┌────────
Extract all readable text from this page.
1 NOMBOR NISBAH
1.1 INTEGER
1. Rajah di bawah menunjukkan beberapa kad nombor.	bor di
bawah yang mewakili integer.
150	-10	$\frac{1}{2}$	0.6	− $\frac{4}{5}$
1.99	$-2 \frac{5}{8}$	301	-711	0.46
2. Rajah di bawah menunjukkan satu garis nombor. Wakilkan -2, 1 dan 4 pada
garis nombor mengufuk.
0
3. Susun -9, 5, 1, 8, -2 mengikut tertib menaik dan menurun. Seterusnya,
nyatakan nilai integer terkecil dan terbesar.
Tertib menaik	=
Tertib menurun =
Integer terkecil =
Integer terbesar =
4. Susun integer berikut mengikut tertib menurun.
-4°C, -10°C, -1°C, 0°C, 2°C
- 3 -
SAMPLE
└────────
» Work instructions
Exactly reproduce every record.

» The result
Extract all readable text from this page.
1 NOMBOR NISBAH
1.1 INTEGER
1. Rajah di bawah menunjukkan beberapa kad nombor.	bor di
bawah yang mewakili integer.
150	-10	$\frac{1}{2}$	0.6	− $\frac{4}{5}$
1.99	$-2 \frac{5}{8}$	301	-711	0.46
2. Rajah di bawah menunjukkan satu garis nombor. Wakilkan -2, 1 dan 4 pada
garis nombor mengufuk.
0
3. Susun -9, 5, 1, 8, -2 mengikut tertib menaik dan menurun. Seterusnya,
nyatakan nilai integer terkecil dan terbesar.
Tertib menaik	=
Tertib menurun =
Integer terkecil =
Integer terbesar =
4. Susun integer berikut mengikut tertib menurun.
-4°C, -10°C, -1°C, 0°C, 2°C
- 3 -
SAMPLE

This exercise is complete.